§ Problem description: Output the full listing below exactly as it reads, and skip anything that is a picture.

-- Begin Supplied data --

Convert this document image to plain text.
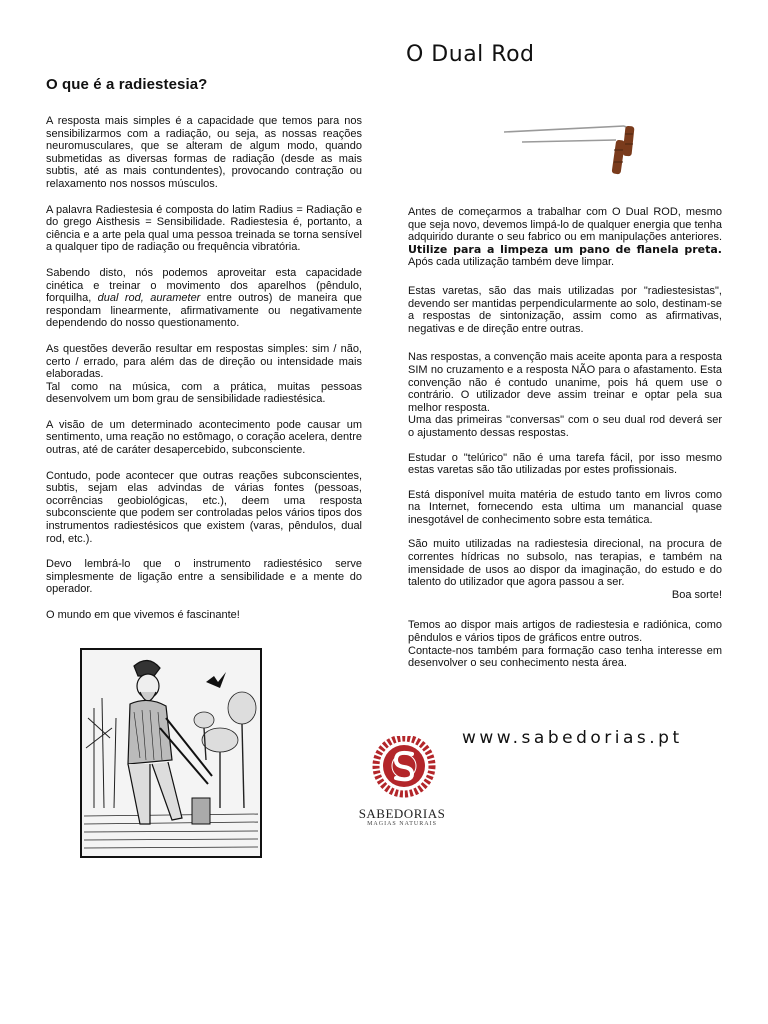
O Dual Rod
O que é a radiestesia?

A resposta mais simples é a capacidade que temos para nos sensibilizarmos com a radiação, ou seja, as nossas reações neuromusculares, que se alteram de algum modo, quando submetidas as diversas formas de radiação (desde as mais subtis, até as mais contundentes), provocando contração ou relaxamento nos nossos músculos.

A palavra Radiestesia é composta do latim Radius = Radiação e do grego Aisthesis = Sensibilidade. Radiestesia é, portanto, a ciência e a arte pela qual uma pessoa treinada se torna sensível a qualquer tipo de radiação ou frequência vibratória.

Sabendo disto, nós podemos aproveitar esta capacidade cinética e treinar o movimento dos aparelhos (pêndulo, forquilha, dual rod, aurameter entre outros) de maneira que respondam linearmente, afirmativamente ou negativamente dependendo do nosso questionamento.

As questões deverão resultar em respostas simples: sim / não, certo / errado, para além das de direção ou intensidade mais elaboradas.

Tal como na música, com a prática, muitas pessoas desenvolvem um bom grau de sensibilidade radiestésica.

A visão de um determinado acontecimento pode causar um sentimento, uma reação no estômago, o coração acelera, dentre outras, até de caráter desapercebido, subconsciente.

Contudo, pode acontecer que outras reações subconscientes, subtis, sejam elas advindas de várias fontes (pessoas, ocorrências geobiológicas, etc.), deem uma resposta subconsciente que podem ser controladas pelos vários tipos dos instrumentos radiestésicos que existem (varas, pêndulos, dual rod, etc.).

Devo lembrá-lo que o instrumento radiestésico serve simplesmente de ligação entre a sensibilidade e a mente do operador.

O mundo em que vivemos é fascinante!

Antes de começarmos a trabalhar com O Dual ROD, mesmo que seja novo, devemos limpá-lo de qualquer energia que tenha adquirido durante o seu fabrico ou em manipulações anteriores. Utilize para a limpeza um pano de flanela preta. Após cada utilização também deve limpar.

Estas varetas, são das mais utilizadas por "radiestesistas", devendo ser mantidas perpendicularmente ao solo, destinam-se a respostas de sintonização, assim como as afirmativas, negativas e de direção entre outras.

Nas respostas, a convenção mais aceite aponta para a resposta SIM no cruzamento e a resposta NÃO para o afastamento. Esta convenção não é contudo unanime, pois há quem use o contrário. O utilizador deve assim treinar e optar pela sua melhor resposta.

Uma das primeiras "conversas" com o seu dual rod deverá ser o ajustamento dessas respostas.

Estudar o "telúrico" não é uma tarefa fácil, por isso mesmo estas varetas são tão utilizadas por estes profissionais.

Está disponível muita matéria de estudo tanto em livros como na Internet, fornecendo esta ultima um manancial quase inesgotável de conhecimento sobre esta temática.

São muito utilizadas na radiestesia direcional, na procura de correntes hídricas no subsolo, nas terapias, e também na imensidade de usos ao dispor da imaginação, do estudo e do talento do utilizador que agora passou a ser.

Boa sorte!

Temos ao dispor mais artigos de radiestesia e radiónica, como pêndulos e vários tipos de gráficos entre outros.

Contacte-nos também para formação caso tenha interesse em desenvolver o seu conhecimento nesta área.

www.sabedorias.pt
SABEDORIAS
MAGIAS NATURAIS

-- End Supplied data --

§ Answer to this exercise:
Convert this document image to plain text.
O Dual Rod
O que é a radiestesia?

A resposta mais simples é a capacidade que temos para nos sensibilizarmos com a radiação, ou seja, as nossas reações neuromusculares, que se alteram de algum modo, quando submetidas as diversas formas de radiação (desde as mais subtis, até as mais contundentes), provocando contração ou relaxamento nos nossos músculos.

A palavra Radiestesia é composta do latim Radius = Radiação e do grego Aisthesis = Sensibilidade. Radiestesia é, portanto, a ciência e a arte pela qual uma pessoa treinada se torna sensível a qualquer tipo de radiação ou frequência vibratória.

Sabendo disto, nós podemos aproveitar esta capacidade cinética e treinar o movimento dos aparelhos (pêndulo, forquilha, dual rod, aurameter entre outros) de maneira que respondam linearmente, afirmativamente ou negativamente dependendo do nosso questionamento.

As questões deverão resultar em respostas simples: sim / não, certo / errado, para além das de direção ou intensidade mais elaboradas.

Tal como na música, com a prática, muitas pessoas desenvolvem um bom grau de sensibilidade radiestésica.

A visão de um determinado acontecimento pode causar um sentimento, uma reação no estômago, o coração acelera, dentre outras, até de caráter desapercebido, subconsciente.

Contudo, pode acontecer que outras reações subconscientes, subtis, sejam elas advindas de várias fontes (pessoas, ocorrências geobiológicas, etc.), deem uma resposta subconsciente que podem ser controladas pelos vários tipos dos instrumentos radiestésicos que existem (varas, pêndulos, dual rod, etc.).

Devo lembrá-lo que o instrumento radiestésico serve simplesmente de ligação entre a sensibilidade e a mente do operador.

O mundo em que vivemos é fascinante!

Antes de começarmos a trabalhar com O Dual ROD, mesmo que seja novo, devemos limpá-lo de qualquer energia que tenha adquirido durante o seu fabrico ou em manipulações anteriores. Utilize para a limpeza um pano de flanela preta. Após cada utilização também deve limpar.

Estas varetas, são das mais utilizadas por "radiestesistas", devendo ser mantidas perpendicularmente ao solo, destinam-se a respostas de sintonização, assim como as afirmativas, negativas e de direção entre outras.

Nas respostas, a convenção mais aceite aponta para a resposta SIM no cruzamento e a resposta NÃO para o afastamento. Esta convenção não é contudo unanime, pois há quem use o contrário. O utilizador deve assim treinar e optar pela sua melhor resposta.

Uma das primeiras "conversas" com o seu dual rod deverá ser o ajustamento dessas respostas.

Estudar o "telúrico" não é uma tarefa fácil, por isso mesmo estas varetas são tão utilizadas por estes profissionais.

Está disponível muita matéria de estudo tanto em livros como na Internet, fornecendo esta ultima um manancial quase inesgotável de conhecimento sobre esta temática.

São muito utilizadas na radiestesia direcional, na procura de correntes hídricas no subsolo, nas terapias, e também na imensidade de usos ao dispor da imaginação, do estudo e do talento do utilizador que agora passou a ser.

Boa sorte!

Temos ao dispor mais artigos de radiestesia e radiónica, como pêndulos e vários tipos de gráficos entre outros.

Contacte-nos também para formação caso tenha interesse em desenvolver o seu conhecimento nesta área.

www.sabedorias.pt
SABEDORIAS
MAGIAS NATURAIS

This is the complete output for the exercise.